--- start ---
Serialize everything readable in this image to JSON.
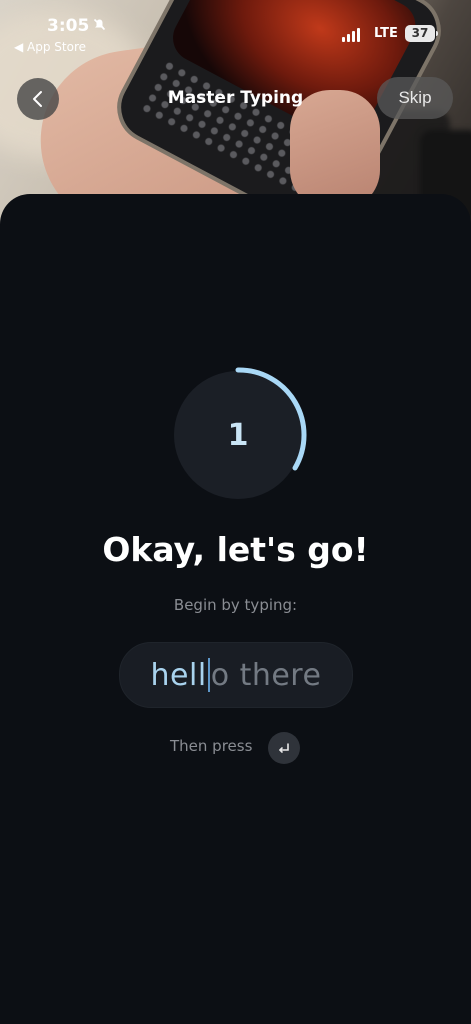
{
  "status_bar": {
    "time": "3:05",
    "back_app": "◀ App Store",
    "network": "LTE",
    "battery": "37"
  },
  "nav": {
    "title": "Master Typing",
    "skip_label": "Skip"
  },
  "countdown": {
    "number": "1",
    "ring_color": "#a9d8f6"
  },
  "content": {
    "heading": "Okay, let's go!",
    "instruction": "Begin by typing:",
    "phrase_typed": "hell",
    "phrase_remaining": "o there",
    "then_press": "Then press"
  },
  "icons": {
    "back": "chevron-left-icon",
    "enter": "return-key-icon",
    "mute": "bell-slash-icon"
  }
}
--- end ---
#### What the task requires
Repeat everything in the records precisely. Images are excluded from the copy.

#### Output of the task
Serialize everything readable in this image to JSON.
{
  "status_bar": {
    "time": "3:05",
    "back_app": "◀ App Store",
    "network": "LTE",
    "battery": "37"
  },
  "nav": {
    "title": "Master Typing",
    "skip_label": "Skip"
  },
  "countdown": {
    "number": "1",
    "ring_color": "#a9d8f6"
  },
  "content": {
    "heading": "Okay, let's go!",
    "instruction": "Begin by typing:",
    "phrase_typed": "hell",
    "phrase_remaining": "o there",
    "then_press": "Then press"
  },
  "icons": {
    "back": "chevron-left-icon",
    "enter": "return-key-icon",
    "mute": "bell-slash-icon"
  }
}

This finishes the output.